What to do => Print the listing below in its entirety, character for character.

# START OF Provided entries

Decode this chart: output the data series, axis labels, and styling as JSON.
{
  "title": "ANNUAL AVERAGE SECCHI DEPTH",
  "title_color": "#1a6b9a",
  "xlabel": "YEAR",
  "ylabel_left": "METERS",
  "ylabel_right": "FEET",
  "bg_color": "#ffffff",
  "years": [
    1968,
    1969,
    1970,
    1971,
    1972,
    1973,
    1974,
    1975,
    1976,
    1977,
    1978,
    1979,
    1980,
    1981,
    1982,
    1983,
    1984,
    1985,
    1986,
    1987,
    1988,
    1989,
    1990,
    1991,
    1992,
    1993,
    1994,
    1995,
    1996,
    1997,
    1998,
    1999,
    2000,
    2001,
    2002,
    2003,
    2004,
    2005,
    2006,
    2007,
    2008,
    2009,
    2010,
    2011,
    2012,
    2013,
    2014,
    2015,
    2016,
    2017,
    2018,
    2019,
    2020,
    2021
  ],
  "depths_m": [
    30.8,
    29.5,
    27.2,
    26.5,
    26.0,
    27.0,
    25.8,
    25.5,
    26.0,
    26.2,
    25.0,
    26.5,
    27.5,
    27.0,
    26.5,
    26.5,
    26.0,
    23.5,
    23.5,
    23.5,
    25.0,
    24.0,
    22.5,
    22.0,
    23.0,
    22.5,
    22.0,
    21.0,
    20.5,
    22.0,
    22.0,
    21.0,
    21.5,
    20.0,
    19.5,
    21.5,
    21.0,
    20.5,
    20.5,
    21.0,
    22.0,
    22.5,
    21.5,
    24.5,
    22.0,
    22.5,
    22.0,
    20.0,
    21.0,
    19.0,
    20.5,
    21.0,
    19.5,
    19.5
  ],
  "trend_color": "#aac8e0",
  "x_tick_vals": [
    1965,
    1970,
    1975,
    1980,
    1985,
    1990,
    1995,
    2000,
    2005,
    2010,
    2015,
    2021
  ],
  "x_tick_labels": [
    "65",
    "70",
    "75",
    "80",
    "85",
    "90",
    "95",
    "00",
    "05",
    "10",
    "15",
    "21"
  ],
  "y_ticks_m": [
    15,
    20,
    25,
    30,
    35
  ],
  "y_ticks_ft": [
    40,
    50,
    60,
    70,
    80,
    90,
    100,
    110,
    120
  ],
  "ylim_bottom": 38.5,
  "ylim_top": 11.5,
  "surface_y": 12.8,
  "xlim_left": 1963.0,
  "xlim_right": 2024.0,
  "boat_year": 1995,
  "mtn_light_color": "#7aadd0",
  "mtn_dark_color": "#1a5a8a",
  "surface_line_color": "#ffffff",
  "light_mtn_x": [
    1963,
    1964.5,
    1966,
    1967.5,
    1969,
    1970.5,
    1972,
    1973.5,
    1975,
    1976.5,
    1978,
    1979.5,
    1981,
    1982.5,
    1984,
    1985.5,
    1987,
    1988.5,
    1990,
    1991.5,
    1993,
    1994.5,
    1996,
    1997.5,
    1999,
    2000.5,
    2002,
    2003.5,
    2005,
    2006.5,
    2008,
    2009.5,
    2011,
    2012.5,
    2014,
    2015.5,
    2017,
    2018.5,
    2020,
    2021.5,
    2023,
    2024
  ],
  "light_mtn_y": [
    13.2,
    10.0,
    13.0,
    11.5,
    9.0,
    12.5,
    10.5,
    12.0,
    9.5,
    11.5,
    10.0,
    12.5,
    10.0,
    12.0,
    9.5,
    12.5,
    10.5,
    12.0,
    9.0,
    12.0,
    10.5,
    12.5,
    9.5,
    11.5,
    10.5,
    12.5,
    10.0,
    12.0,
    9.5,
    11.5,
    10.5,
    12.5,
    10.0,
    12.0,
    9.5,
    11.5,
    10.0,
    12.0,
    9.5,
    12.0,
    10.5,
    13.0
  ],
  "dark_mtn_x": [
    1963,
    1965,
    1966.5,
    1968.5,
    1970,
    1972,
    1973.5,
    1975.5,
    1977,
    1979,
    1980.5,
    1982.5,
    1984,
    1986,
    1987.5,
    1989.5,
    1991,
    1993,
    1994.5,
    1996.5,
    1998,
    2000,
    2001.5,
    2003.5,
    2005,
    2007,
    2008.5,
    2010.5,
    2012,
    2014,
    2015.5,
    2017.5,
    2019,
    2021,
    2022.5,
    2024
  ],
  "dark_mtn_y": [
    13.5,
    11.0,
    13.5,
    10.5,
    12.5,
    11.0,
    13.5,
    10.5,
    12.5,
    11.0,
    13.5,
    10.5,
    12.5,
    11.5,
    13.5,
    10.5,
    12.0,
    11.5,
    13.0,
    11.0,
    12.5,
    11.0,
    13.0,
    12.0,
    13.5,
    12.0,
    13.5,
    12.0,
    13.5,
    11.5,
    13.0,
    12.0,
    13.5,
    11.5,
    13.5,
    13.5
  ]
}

# END OF Provided entries

Response to this task =>
Decode this chart: output the data series, axis labels, and styling as JSON.
{
  "title": "ANNUAL AVERAGE SECCHI DEPTH",
  "title_color": "#1a6b9a",
  "xlabel": "YEAR",
  "ylabel_left": "METERS",
  "ylabel_right": "FEET",
  "bg_color": "#ffffff",
  "years": [
    1968,
    1969,
    1970,
    1971,
    1972,
    1973,
    1974,
    1975,
    1976,
    1977,
    1978,
    1979,
    1980,
    1981,
    1982,
    1983,
    1984,
    1985,
    1986,
    1987,
    1988,
    1989,
    1990,
    1991,
    1992,
    1993,
    1994,
    1995,
    1996,
    1997,
    1998,
    1999,
    2000,
    2001,
    2002,
    2003,
    2004,
    2005,
    2006,
    2007,
    2008,
    2009,
    2010,
    2011,
    2012,
    2013,
    2014,
    2015,
    2016,
    2017,
    2018,
    2019,
    2020,
    2021
  ],
  "depths_m": [
    30.8,
    29.5,
    27.2,
    26.5,
    26.0,
    27.0,
    25.8,
    25.5,
    26.0,
    26.2,
    25.0,
    26.5,
    27.5,
    27.0,
    26.5,
    26.5,
    26.0,
    23.5,
    23.5,
    23.5,
    25.0,
    24.0,
    22.5,
    22.0,
    23.0,
    22.5,
    22.0,
    21.0,
    20.5,
    22.0,
    22.0,
    21.0,
    21.5,
    20.0,
    19.5,
    21.5,
    21.0,
    20.5,
    20.5,
    21.0,
    22.0,
    22.5,
    21.5,
    24.5,
    22.0,
    22.5,
    22.0,
    20.0,
    21.0,
    19.0,
    20.5,
    21.0,
    19.5,
    19.5
  ],
  "trend_color": "#aac8e0",
  "x_tick_vals": [
    1965,
    1970,
    1975,
    1980,
    1985,
    1990,
    1995,
    2000,
    2005,
    2010,
    2015,
    2021
  ],
  "x_tick_labels": [
    "65",
    "70",
    "75",
    "80",
    "85",
    "90",
    "95",
    "00",
    "05",
    "10",
    "15",
    "21"
  ],
  "y_ticks_m": [
    15,
    20,
    25,
    30,
    35
  ],
  "y_ticks_ft": [
    40,
    50,
    60,
    70,
    80,
    90,
    100,
    110,
    120
  ],
  "ylim_bottom": 38.5,
  "ylim_top": 11.5,
  "surface_y": 12.8,
  "xlim_left": 1963.0,
  "xlim_right": 2024.0,
  "boat_year": 1995,
  "mtn_light_color": "#7aadd0",
  "mtn_dark_color": "#1a5a8a",
  "surface_line_color": "#ffffff",
  "light_mtn_x": [
    1963,
    1964.5,
    1966,
    1967.5,
    1969,
    1970.5,
    1972,
    1973.5,
    1975,
    1976.5,
    1978,
    1979.5,
    1981,
    1982.5,
    1984,
    1985.5,
    1987,
    1988.5,
    1990,
    1991.5,
    1993,
    1994.5,
    1996,
    1997.5,
    1999,
    2000.5,
    2002,
    2003.5,
    2005,
    2006.5,
    2008,
    2009.5,
    2011,
    2012.5,
    2014,
    2015.5,
    2017,
    2018.5,
    2020,
    2021.5,
    2023,
    2024
  ],
  "light_mtn_y": [
    13.2,
    10.0,
    13.0,
    11.5,
    9.0,
    12.5,
    10.5,
    12.0,
    9.5,
    11.5,
    10.0,
    12.5,
    10.0,
    12.0,
    9.5,
    12.5,
    10.5,
    12.0,
    9.0,
    12.0,
    10.5,
    12.5,
    9.5,
    11.5,
    10.5,
    12.5,
    10.0,
    12.0,
    9.5,
    11.5,
    10.5,
    12.5,
    10.0,
    12.0,
    9.5,
    11.5,
    10.0,
    12.0,
    9.5,
    12.0,
    10.5,
    13.0
  ],
  "dark_mtn_x": [
    1963,
    1965,
    1966.5,
    1968.5,
    1970,
    1972,
    1973.5,
    1975.5,
    1977,
    1979,
    1980.5,
    1982.5,
    1984,
    1986,
    1987.5,
    1989.5,
    1991,
    1993,
    1994.5,
    1996.5,
    1998,
    2000,
    2001.5,
    2003.5,
    2005,
    2007,
    2008.5,
    2010.5,
    2012,
    2014,
    2015.5,
    2017.5,
    2019,
    2021,
    2022.5,
    2024
  ],
  "dark_mtn_y": [
    13.5,
    11.0,
    13.5,
    10.5,
    12.5,
    11.0,
    13.5,
    10.5,
    12.5,
    11.0,
    13.5,
    10.5,
    12.5,
    11.5,
    13.5,
    10.5,
    12.0,
    11.5,
    13.0,
    11.0,
    12.5,
    11.0,
    13.0,
    12.0,
    13.5,
    12.0,
    13.5,
    12.0,
    13.5,
    11.5,
    13.0,
    12.0,
    13.5,
    11.5,
    13.5,
    13.5
  ]
}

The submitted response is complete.